TASK BRIEF: Give the data below again, word for word.

Dataset items
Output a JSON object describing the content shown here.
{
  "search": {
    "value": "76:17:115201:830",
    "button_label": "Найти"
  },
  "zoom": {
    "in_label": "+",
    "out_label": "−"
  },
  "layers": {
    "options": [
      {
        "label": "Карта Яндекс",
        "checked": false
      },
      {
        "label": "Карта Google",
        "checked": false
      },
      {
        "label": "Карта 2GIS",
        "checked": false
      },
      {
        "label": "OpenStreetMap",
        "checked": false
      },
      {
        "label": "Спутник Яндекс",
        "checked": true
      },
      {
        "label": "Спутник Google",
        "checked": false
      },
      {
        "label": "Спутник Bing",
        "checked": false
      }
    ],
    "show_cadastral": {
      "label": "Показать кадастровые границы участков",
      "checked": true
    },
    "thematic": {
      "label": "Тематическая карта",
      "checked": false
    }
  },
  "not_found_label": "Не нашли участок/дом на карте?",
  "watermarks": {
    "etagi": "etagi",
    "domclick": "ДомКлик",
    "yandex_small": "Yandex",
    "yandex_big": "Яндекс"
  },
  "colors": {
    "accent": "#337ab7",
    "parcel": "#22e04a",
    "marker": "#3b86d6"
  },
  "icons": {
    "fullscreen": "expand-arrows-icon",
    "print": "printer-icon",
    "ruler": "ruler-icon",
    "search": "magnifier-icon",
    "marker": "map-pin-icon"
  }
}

RESULT BELOW:
Output a JSON object describing the content shown here.
{
  "search": {
    "value": "76:17:115201:830",
    "button_label": "Найти"
  },
  "zoom": {
    "in_label": "+",
    "out_label": "−"
  },
  "layers": {
    "options": [
      {
        "label": "Карта Яндекс",
        "checked": false
      },
      {
        "label": "Карта Google",
        "checked": false
      },
      {
        "label": "Карта 2GIS",
        "checked": false
      },
      {
        "label": "OpenStreetMap",
        "checked": false
      },
      {
        "label": "Спутник Яндекс",
        "checked": true
      },
      {
        "label": "Спутник Google",
        "checked": false
      },
      {
        "label": "Спутник Bing",
        "checked": false
      }
    ],
    "show_cadastral": {
      "label": "Показать кадастровые границы участков",
      "checked": true
    },
    "thematic": {
      "label": "Тематическая карта",
      "checked": false
    }
  },
  "not_found_label": "Не нашли участок/дом на карте?",
  "watermarks": {
    "etagi": "etagi",
    "domclick": "ДомКлик",
    "yandex_small": "Yandex",
    "yandex_big": "Яндекс"
  },
  "colors": {
    "accent": "#337ab7",
    "parcel": "#22e04a",
    "marker": "#3b86d6"
  },
  "icons": {
    "fullscreen": "expand-arrows-icon",
    "print": "printer-icon",
    "ruler": "ruler-icon",
    "search": "magnifier-icon",
    "marker": "map-pin-icon"
  }
}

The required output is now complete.